◆ TASK BRIEF: Give only the number of lines in the data that include the string "JSON".

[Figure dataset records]
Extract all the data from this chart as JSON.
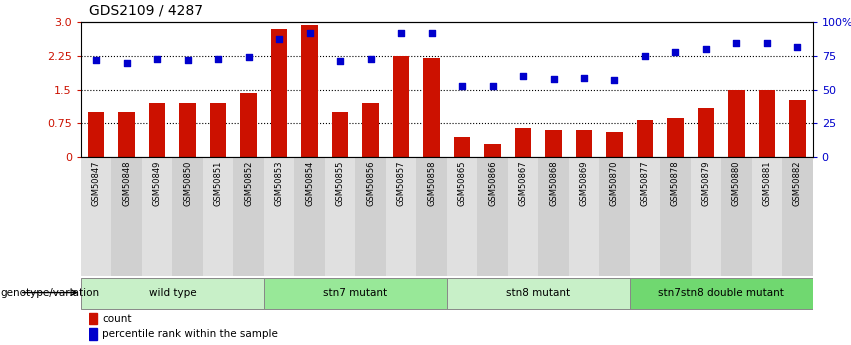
{
  "title": "GDS2109 / 4287",
  "samples": [
    "GSM50847",
    "GSM50848",
    "GSM50849",
    "GSM50850",
    "GSM50851",
    "GSM50852",
    "GSM50853",
    "GSM50854",
    "GSM50855",
    "GSM50856",
    "GSM50857",
    "GSM50858",
    "GSM50865",
    "GSM50866",
    "GSM50867",
    "GSM50868",
    "GSM50869",
    "GSM50870",
    "GSM50877",
    "GSM50878",
    "GSM50879",
    "GSM50880",
    "GSM50881",
    "GSM50882"
  ],
  "counts": [
    1.0,
    1.0,
    1.2,
    1.2,
    1.2,
    1.42,
    2.85,
    2.95,
    1.0,
    1.2,
    2.25,
    2.2,
    0.45,
    0.3,
    0.65,
    0.6,
    0.6,
    0.55,
    0.82,
    0.88,
    1.1,
    1.5,
    1.5,
    1.28
  ],
  "percentiles": [
    72,
    70,
    73,
    72,
    73,
    74,
    88,
    92,
    71,
    73,
    92,
    92,
    53,
    53,
    60,
    58,
    59,
    57,
    75,
    78,
    80,
    85,
    85,
    82
  ],
  "groups": [
    {
      "label": "wild type",
      "start": 0,
      "end": 6,
      "color": "#c8f0c8"
    },
    {
      "label": "stn7 mutant",
      "start": 6,
      "end": 12,
      "color": "#98e898"
    },
    {
      "label": "stn8 mutant",
      "start": 12,
      "end": 18,
      "color": "#c8f0c8"
    },
    {
      "label": "stn7stn8 double mutant",
      "start": 18,
      "end": 24,
      "color": "#70d870"
    }
  ],
  "bar_color": "#cc1100",
  "dot_color": "#0000cc",
  "ylim_left": [
    0,
    3.0
  ],
  "yticks_left": [
    0,
    0.75,
    1.5,
    2.25,
    3.0
  ],
  "yticks_right": [
    0,
    25,
    50,
    75,
    100
  ],
  "yticklabels_right": [
    "0",
    "25",
    "50",
    "75",
    "100%"
  ],
  "hlines": [
    0.75,
    1.5,
    2.25
  ],
  "group_label": "genotype/variation",
  "legend_count": "count",
  "legend_percentile": "percentile rank within the sample",
  "tick_bg_even": "#e0e0e0",
  "tick_bg_odd": "#d0d0d0"
}
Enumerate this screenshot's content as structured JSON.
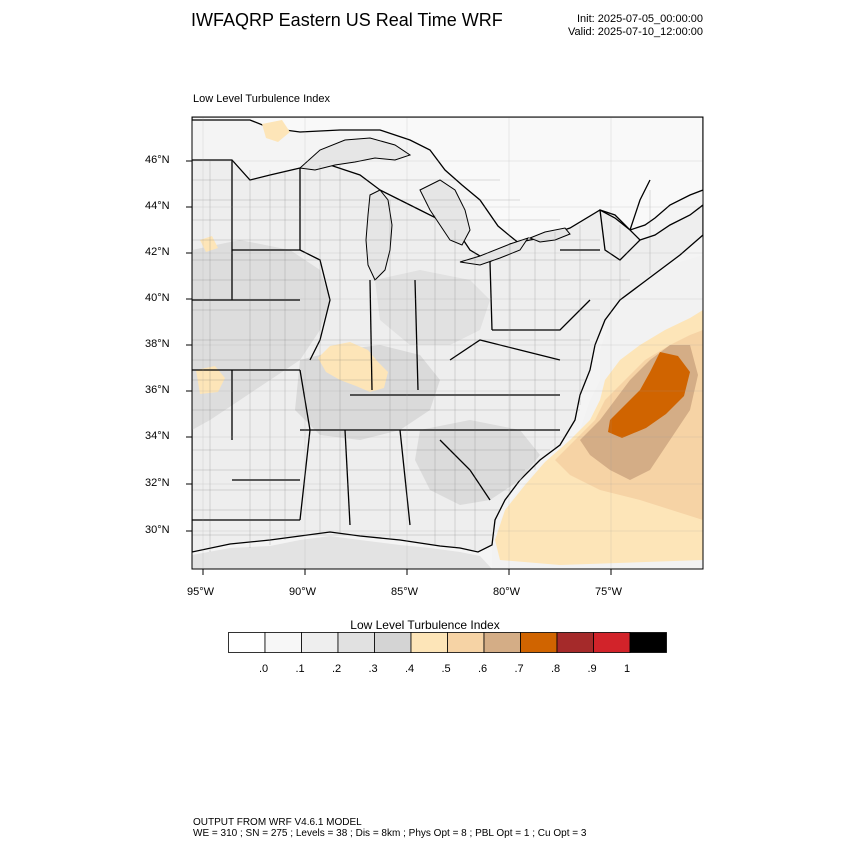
{
  "header": {
    "title": "IWFAQRP Eastern US Real Time WRF",
    "init": "Init: 2025-07-05_00:00:00",
    "valid": "Valid: 2025-07-10_12:00:00"
  },
  "panel": {
    "title": "Low Level Turbulence Index"
  },
  "map": {
    "lat_ticks": [
      "46°N",
      "44°N",
      "42°N",
      "40°N",
      "38°N",
      "36°N",
      "34°N",
      "32°N",
      "30°N"
    ],
    "lon_ticks": [
      "95°W",
      "90°W",
      "85°W",
      "80°W",
      "75°W"
    ],
    "colors": {
      "land_base": "#f7f7f7",
      "land_grey": "#dcdcdc",
      "water": "#e9e9e9",
      "ocean_light": "#f2f2f2",
      "borders": "#000000"
    }
  },
  "colorbar": {
    "title": "Low Level Turbulence Index",
    "labels": [
      ".0",
      ".1",
      ".2",
      ".3",
      ".4",
      ".5",
      ".6",
      ".7",
      ".8",
      ".9",
      "1"
    ],
    "colors": [
      "#ffffff",
      "#f7f7f7",
      "#eeeeee",
      "#e1e1e1",
      "#d4d4d4",
      "#fde5b8",
      "#f6d3a5",
      "#d4ad86",
      "#d06400",
      "#a52a2a",
      "#d2232a",
      "#000000"
    ]
  },
  "footer": {
    "line1": "OUTPUT FROM WRF V4.6.1 MODEL",
    "line2": "WE = 310 ; SN = 275 ; Levels = 38 ; Dis = 8km ; Phys Opt = 8 ; PBL Opt = 1 ; Cu Opt = 3"
  }
}
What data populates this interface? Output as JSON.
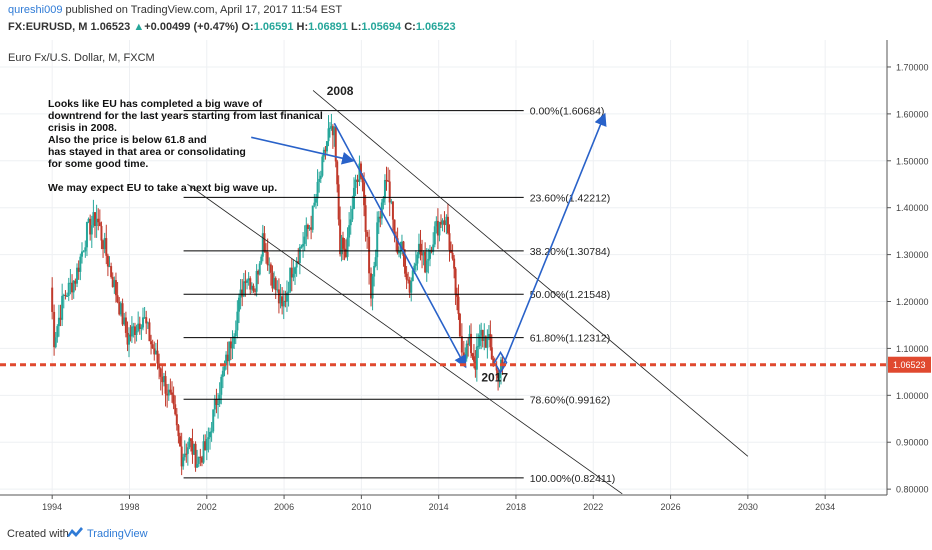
{
  "header": {
    "author": "qureshi009",
    "published_text": " published on TradingView.com, April 17, 2017 11:54 EST",
    "symbol": "FX:EURUSD, M",
    "last": "1.06523",
    "up_arrow": "▲",
    "change": "+0.00499 (+0.47%)",
    "o_label": "O:",
    "o_value": "1.06591",
    "h_label": "H:",
    "h_value": "1.06891",
    "l_label": "L:",
    "l_value": "1.05694",
    "c_label": "C:",
    "c_value": "1.06523"
  },
  "footer": {
    "created_with": "Created with",
    "brand": "TradingView"
  },
  "colors": {
    "up_candle": "#26a69a",
    "down_candle": "#c0392b",
    "drawing_blue": "#2962c9",
    "price_line": "#e0492f",
    "fib_line": "#000000"
  },
  "chart_data": {
    "type": "candlestick",
    "title": "Euro Fx/U.S. Dollar, M, FXCM",
    "x_ticks": [
      "1994",
      "1998",
      "2002",
      "2006",
      "2010",
      "2014",
      "2018",
      "2022",
      "2026",
      "2030",
      "2034"
    ],
    "y_ticks": [
      "1.70000",
      "1.60000",
      "1.50000",
      "1.40000",
      "1.30000",
      "1.20000",
      "1.10000",
      "1.00000",
      "0.90000",
      "0.80000"
    ],
    "xlim": [
      1991.3,
      2037.2
    ],
    "ylim": [
      0.7875,
      1.7575
    ],
    "current_price": 1.06523,
    "current_price_label": "1.06523",
    "price_path": [
      [
        1993.9,
        1.23
      ],
      [
        1994.1,
        1.12
      ],
      [
        1994.6,
        1.21
      ],
      [
        1995.2,
        1.25
      ],
      [
        1995.8,
        1.35
      ],
      [
        1996.3,
        1.38
      ],
      [
        1996.8,
        1.3
      ],
      [
        1997.3,
        1.22
      ],
      [
        1997.9,
        1.12
      ],
      [
        1998.2,
        1.14
      ],
      [
        1998.7,
        1.17
      ],
      [
        1999.2,
        1.1
      ],
      [
        1999.7,
        1.04
      ],
      [
        2000.2,
        0.98
      ],
      [
        2000.7,
        0.87
      ],
      [
        2001.1,
        0.9
      ],
      [
        2001.5,
        0.86
      ],
      [
        2002.0,
        0.89
      ],
      [
        2002.5,
        0.99
      ],
      [
        2003.0,
        1.07
      ],
      [
        2003.5,
        1.16
      ],
      [
        2004.0,
        1.26
      ],
      [
        2004.5,
        1.23
      ],
      [
        2004.9,
        1.34
      ],
      [
        2005.4,
        1.25
      ],
      [
        2005.9,
        1.18
      ],
      [
        2006.4,
        1.27
      ],
      [
        2006.9,
        1.32
      ],
      [
        2007.4,
        1.37
      ],
      [
        2007.9,
        1.47
      ],
      [
        2008.3,
        1.56
      ],
      [
        2008.6,
        1.55
      ],
      [
        2008.9,
        1.32
      ],
      [
        2009.2,
        1.3
      ],
      [
        2009.7,
        1.45
      ],
      [
        2009.9,
        1.5
      ],
      [
        2010.3,
        1.33
      ],
      [
        2010.5,
        1.22
      ],
      [
        2010.9,
        1.38
      ],
      [
        2011.3,
        1.47
      ],
      [
        2011.8,
        1.32
      ],
      [
        2012.1,
        1.31
      ],
      [
        2012.5,
        1.23
      ],
      [
        2012.9,
        1.32
      ],
      [
        2013.3,
        1.28
      ],
      [
        2013.8,
        1.35
      ],
      [
        2014.2,
        1.38
      ],
      [
        2014.4,
        1.37
      ],
      [
        2014.8,
        1.25
      ],
      [
        2015.1,
        1.13
      ],
      [
        2015.3,
        1.09
      ],
      [
        2015.6,
        1.11
      ],
      [
        2015.9,
        1.07
      ],
      [
        2016.2,
        1.13
      ],
      [
        2016.6,
        1.11
      ],
      [
        2016.9,
        1.06
      ],
      [
        2017.0,
        1.05
      ],
      [
        2017.3,
        1.065
      ]
    ],
    "fib_levels": [
      {
        "label": "0.00%(1.60684)",
        "value": 1.60684
      },
      {
        "label": "23.60%(1.42212)",
        "value": 1.42212
      },
      {
        "label": "38.20%(1.30784)",
        "value": 1.30784
      },
      {
        "label": "50.00%(1.21548)",
        "value": 1.21548
      },
      {
        "label": "61.80%(1.12312)",
        "value": 1.12312
      },
      {
        "label": "78.60%(0.99162)",
        "value": 0.99162
      },
      {
        "label": "100.00%(0.82411)",
        "value": 0.82411
      }
    ],
    "fib_x_range": [
      2000.8,
      2018.4
    ],
    "channel_lines": [
      {
        "from": [
          2007.5,
          1.65
        ],
        "to": [
          2030.0,
          0.87
        ]
      },
      {
        "from": [
          2001.0,
          1.45
        ],
        "to": [
          2023.5,
          0.79
        ]
      }
    ],
    "arrows": [
      {
        "from": [
          2004.3,
          1.55
        ],
        "to": [
          2009.6,
          1.5
        ]
      },
      {
        "from": [
          2008.6,
          1.58
        ],
        "to": [
          2015.4,
          1.06
        ]
      },
      {
        "from": [
          2017.3,
          1.06
        ],
        "to": [
          2022.6,
          1.6
        ]
      }
    ],
    "labels": [
      {
        "text": "2008",
        "x": 2008.9,
        "y": 1.64
      },
      {
        "text": "2017",
        "x": 2016.9,
        "y": 1.03
      }
    ],
    "annotation": [
      "Looks like EU has completed a big wave of",
      "downtrend for the last years starting from last finanical",
      "crisis in 2008.",
      "Also the price is below 61.8 and",
      " has stayed in that area or consolidating",
      "for some good time.",
      "",
      "We may expect EU to take a next big wave up."
    ]
  }
}
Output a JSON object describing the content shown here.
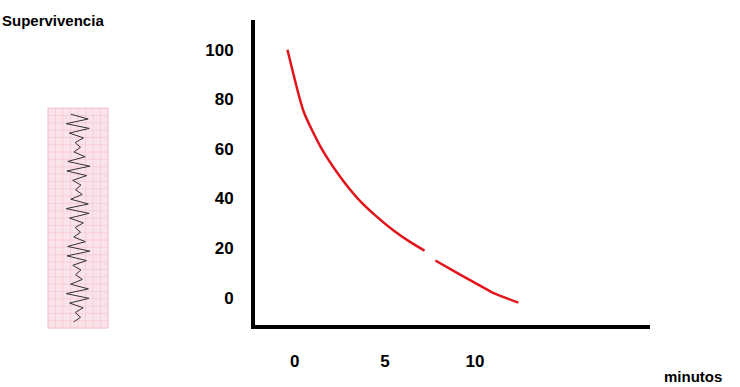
{
  "chart_data": {
    "type": "line",
    "ylabel": "Supervivencia",
    "xlabel": "minutos",
    "x": [
      -0.4,
      0.5,
      1.5,
      2.5,
      3.5,
      4.5,
      5.5,
      6.5,
      7.2,
      7.5,
      7.8,
      9,
      10,
      11,
      12.4
    ],
    "values": [
      100,
      75,
      60,
      49,
      40,
      33,
      27,
      22,
      19,
      null,
      15,
      10,
      6,
      2,
      -2
    ],
    "color": "#e3141b",
    "xlim": [
      -2.2,
      19.7
    ],
    "ylim": [
      -11,
      112
    ],
    "xticks": [
      0,
      5,
      10
    ],
    "yticks": [
      0,
      20,
      40,
      60,
      80,
      100
    ],
    "grid": false
  }
}
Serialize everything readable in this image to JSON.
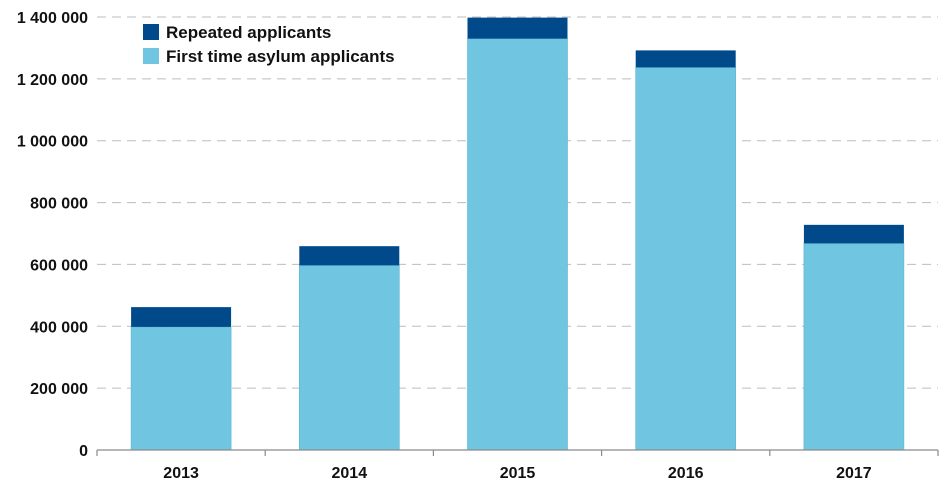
{
  "chart_data": {
    "type": "bar",
    "stacked": true,
    "categories": [
      "2013",
      "2014",
      "2015",
      "2016",
      "2017"
    ],
    "series": [
      {
        "name": "First time asylum applicants",
        "color": "#70c6e1",
        "values": [
          398000,
          597000,
          1330000,
          1237000,
          668000
        ]
      },
      {
        "name": "Repeated applicants",
        "color": "#004a8c",
        "values": [
          64000,
          62000,
          68000,
          55000,
          60000
        ]
      }
    ],
    "ylim": [
      0,
      1400000
    ],
    "yticks": [
      0,
      200000,
      400000,
      600000,
      800000,
      1000000,
      1200000,
      1400000
    ],
    "ytick_labels": [
      "0",
      "200 000",
      "400 000",
      "600 000",
      "800 000",
      "1 000 000",
      "1 200 000",
      "1 400 000"
    ],
    "grid": true,
    "legend": {
      "position": "top-left",
      "entries": [
        "Repeated applicants",
        "First time asylum applicants"
      ]
    }
  }
}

◆ FINAL RESULT: 5